# To do
Gather, from the data below, each line in which the word "بشرى" occurs.

# Given data
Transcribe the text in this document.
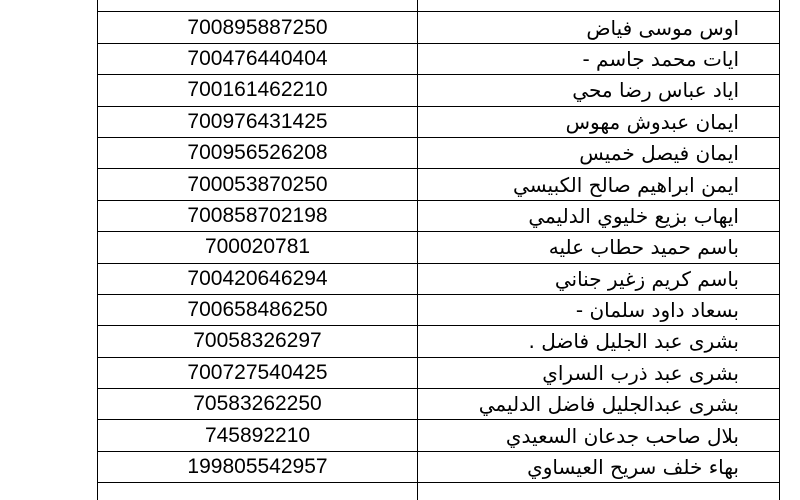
700895887250	اوس موسى فياض
700476440404	ايات محمد جاسم -
700161462210	اياد عباس رضا محي
700976431425	ايمان عبدوش مهوس
700956526208	ايمان فيصل خميس
700053870250	ايمن ابراهيم صالح الكبيسي
700858702198	ايهاب بزيع خليوي الدليمي
700020781	باسم حميد حطاب عليه
700420646294	باسم كريم زغير جناني
700658486250	بسعاد داود سلمان -
70058326297	بشرى عبد الجليل فاضل .
700727540425	بشرى عبد ذرب السراي
70583262250	بشرى عبدالجليل فاضل الدليمي
745892210	بلال صاحب جدعان السعيدي
199805542957	بهاء خلف سريح العيساوي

# Correct answer
70058326297	بشرى عبد الجليل فاضل .
700727540425	بشرى عبد ذرب السراي
70583262250	بشرى عبدالجليل فاضل الدليمي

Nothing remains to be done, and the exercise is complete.